EXERCISE DIRECTIONS:
Extract the whole listing as it stands. Do not include the pictures.

[Dataset entries]
+ + + +

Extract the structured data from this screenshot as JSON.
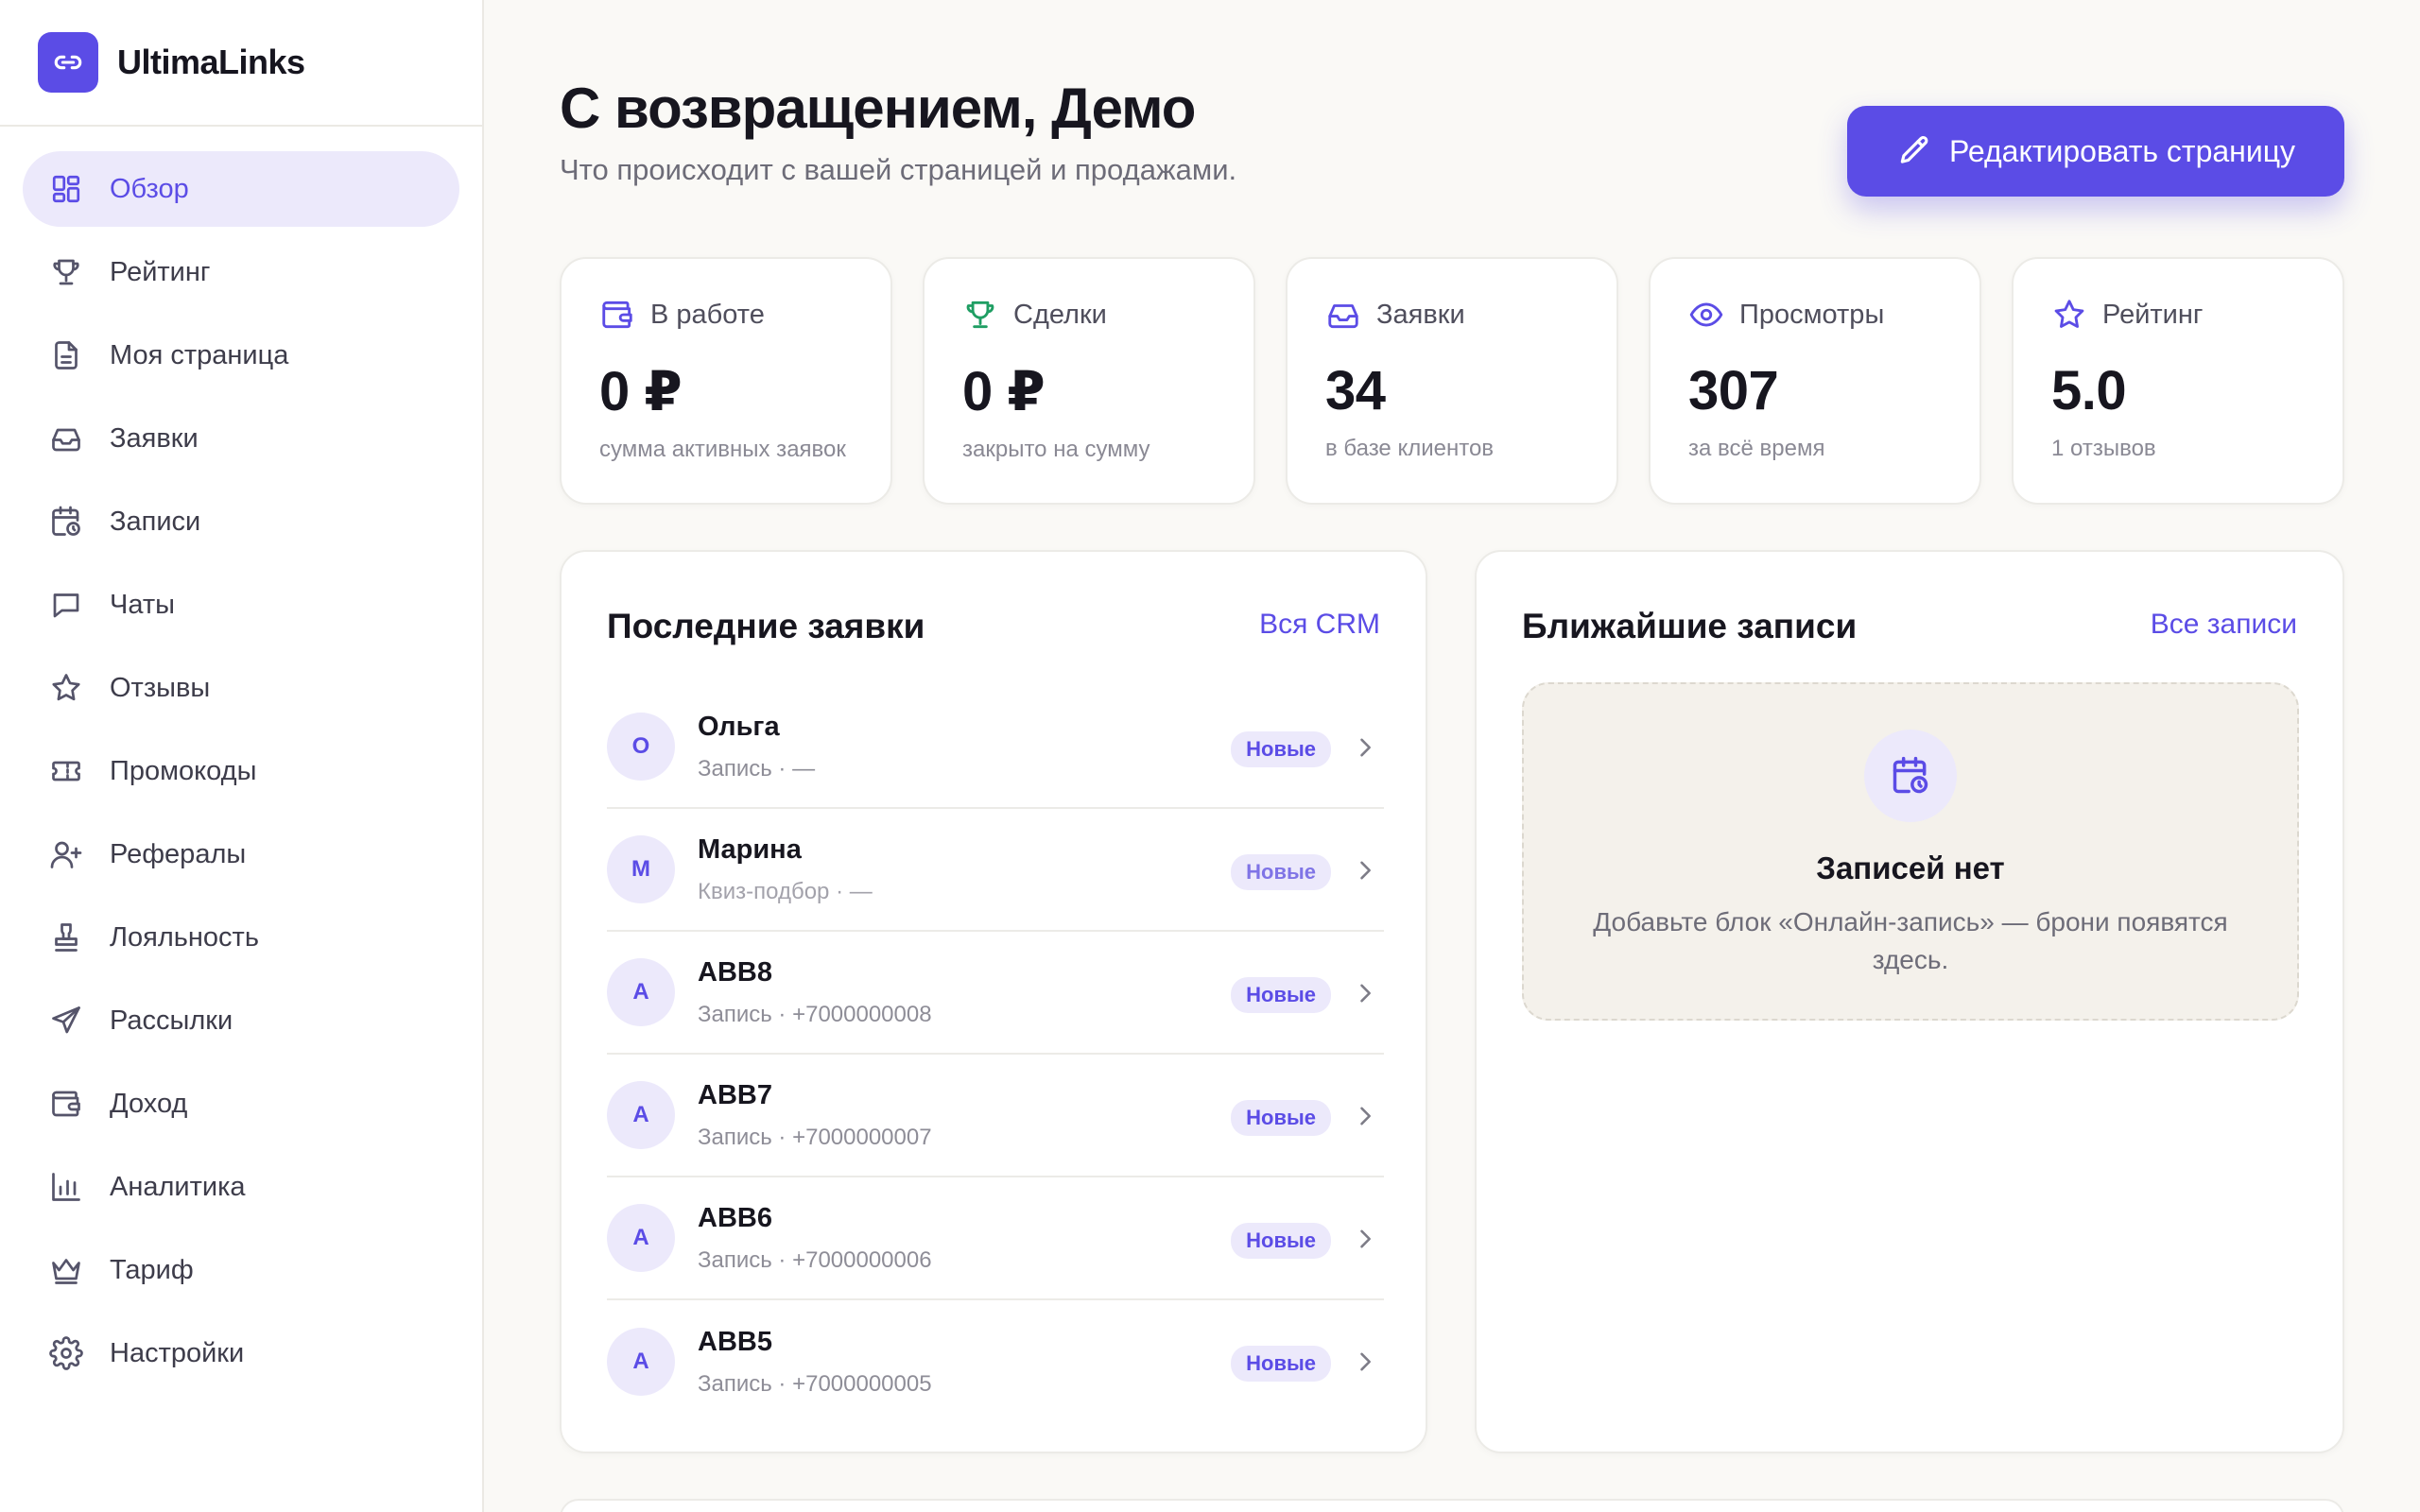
{
  "brand": {
    "name": "UltimaLinks"
  },
  "sidebar": {
    "items": [
      {
        "label": "Обзор",
        "icon": "dashboard-icon"
      },
      {
        "label": "Рейтинг",
        "icon": "trophy-icon"
      },
      {
        "label": "Моя страница",
        "icon": "document-icon"
      },
      {
        "label": "Заявки",
        "icon": "inbox-icon"
      },
      {
        "label": "Записи",
        "icon": "calendar-clock-icon"
      },
      {
        "label": "Чаты",
        "icon": "chat-icon"
      },
      {
        "label": "Отзывы",
        "icon": "star-icon"
      },
      {
        "label": "Промокоды",
        "icon": "ticket-icon"
      },
      {
        "label": "Рефералы",
        "icon": "user-plus-icon"
      },
      {
        "label": "Лояльность",
        "icon": "stamp-icon"
      },
      {
        "label": "Рассылки",
        "icon": "send-icon"
      },
      {
        "label": "Доход",
        "icon": "wallet-icon"
      },
      {
        "label": "Аналитика",
        "icon": "bar-chart-icon"
      },
      {
        "label": "Тариф",
        "icon": "crown-icon"
      },
      {
        "label": "Настройки",
        "icon": "gear-icon"
      }
    ]
  },
  "header": {
    "title": "С возвращением, Демо",
    "subtitle": "Что происходит с вашей страницей и продажами.",
    "edit_button": "Редактировать страницу"
  },
  "stats": [
    {
      "label": "В работе",
      "value": "0 ₽",
      "note": "сумма активных заявок",
      "icon": "wallet-icon"
    },
    {
      "label": "Сделки",
      "value": "0 ₽",
      "note": "закрыто на сумму",
      "icon": "trophy-icon"
    },
    {
      "label": "Заявки",
      "value": "34",
      "note": "в базе клиентов",
      "icon": "inbox-icon"
    },
    {
      "label": "Просмотры",
      "value": "307",
      "note": "за всё время",
      "icon": "eye-icon"
    },
    {
      "label": "Рейтинг",
      "value": "5.0",
      "note": "1 отзывов",
      "icon": "star-icon"
    }
  ],
  "leads": {
    "title": "Последние заявки",
    "link": "Вся CRM",
    "rows": [
      {
        "initial": "О",
        "name": "Ольга",
        "sub": "Запись · —",
        "badge": "Новые"
      },
      {
        "initial": "М",
        "name": "Марина",
        "sub": "Квиз-подбор · —",
        "badge": "Новые"
      },
      {
        "initial": "А",
        "name": "АВВ8",
        "sub": "Запись · +7000000008",
        "badge": "Новые"
      },
      {
        "initial": "А",
        "name": "АВВ7",
        "sub": "Запись · +7000000007",
        "badge": "Новые"
      },
      {
        "initial": "А",
        "name": "АВВ6",
        "sub": "Запись · +7000000006",
        "badge": "Новые"
      },
      {
        "initial": "А",
        "name": "АВВ5",
        "sub": "Запись · +7000000005",
        "badge": "Новые"
      }
    ]
  },
  "bookings": {
    "title": "Ближайшие записи",
    "link": "Все записи",
    "empty_title": "Записей нет",
    "empty_text": "Добавьте блок «Онлайн-запись» — брони появятся здесь."
  },
  "colors": {
    "accent": "#5b4ce6",
    "accent_soft": "#ece9fb",
    "success": "#1f9e63",
    "background": "#faf9f6"
  }
}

+ + + +

THE ANSWER:
Extract the structured data from this screenshot as JSON.
{
  "brand": {
    "name": "UltimaLinks"
  },
  "sidebar": {
    "items": [
      {
        "label": "Обзор",
        "icon": "dashboard-icon"
      },
      {
        "label": "Рейтинг",
        "icon": "trophy-icon"
      },
      {
        "label": "Моя страница",
        "icon": "document-icon"
      },
      {
        "label": "Заявки",
        "icon": "inbox-icon"
      },
      {
        "label": "Записи",
        "icon": "calendar-clock-icon"
      },
      {
        "label": "Чаты",
        "icon": "chat-icon"
      },
      {
        "label": "Отзывы",
        "icon": "star-icon"
      },
      {
        "label": "Промокоды",
        "icon": "ticket-icon"
      },
      {
        "label": "Рефералы",
        "icon": "user-plus-icon"
      },
      {
        "label": "Лояльность",
        "icon": "stamp-icon"
      },
      {
        "label": "Рассылки",
        "icon": "send-icon"
      },
      {
        "label": "Доход",
        "icon": "wallet-icon"
      },
      {
        "label": "Аналитика",
        "icon": "bar-chart-icon"
      },
      {
        "label": "Тариф",
        "icon": "crown-icon"
      },
      {
        "label": "Настройки",
        "icon": "gear-icon"
      }
    ]
  },
  "header": {
    "title": "С возвращением, Демо",
    "subtitle": "Что происходит с вашей страницей и продажами.",
    "edit_button": "Редактировать страницу"
  },
  "stats": [
    {
      "label": "В работе",
      "value": "0 ₽",
      "note": "сумма активных заявок",
      "icon": "wallet-icon"
    },
    {
      "label": "Сделки",
      "value": "0 ₽",
      "note": "закрыто на сумму",
      "icon": "trophy-icon"
    },
    {
      "label": "Заявки",
      "value": "34",
      "note": "в базе клиентов",
      "icon": "inbox-icon"
    },
    {
      "label": "Просмотры",
      "value": "307",
      "note": "за всё время",
      "icon": "eye-icon"
    },
    {
      "label": "Рейтинг",
      "value": "5.0",
      "note": "1 отзывов",
      "icon": "star-icon"
    }
  ],
  "leads": {
    "title": "Последние заявки",
    "link": "Вся CRM",
    "rows": [
      {
        "initial": "О",
        "name": "Ольга",
        "sub": "Запись · —",
        "badge": "Новые"
      },
      {
        "initial": "М",
        "name": "Марина",
        "sub": "Квиз-подбор · —",
        "badge": "Новые"
      },
      {
        "initial": "А",
        "name": "АВВ8",
        "sub": "Запись · +7000000008",
        "badge": "Новые"
      },
      {
        "initial": "А",
        "name": "АВВ7",
        "sub": "Запись · +7000000007",
        "badge": "Новые"
      },
      {
        "initial": "А",
        "name": "АВВ6",
        "sub": "Запись · +7000000006",
        "badge": "Новые"
      },
      {
        "initial": "А",
        "name": "АВВ5",
        "sub": "Запись · +7000000005",
        "badge": "Новые"
      }
    ]
  },
  "bookings": {
    "title": "Ближайшие записи",
    "link": "Все записи",
    "empty_title": "Записей нет",
    "empty_text": "Добавьте блок «Онлайн-запись» — брони появятся здесь."
  },
  "colors": {
    "accent": "#5b4ce6",
    "accent_soft": "#ece9fb",
    "success": "#1f9e63",
    "background": "#faf9f6"
  }
}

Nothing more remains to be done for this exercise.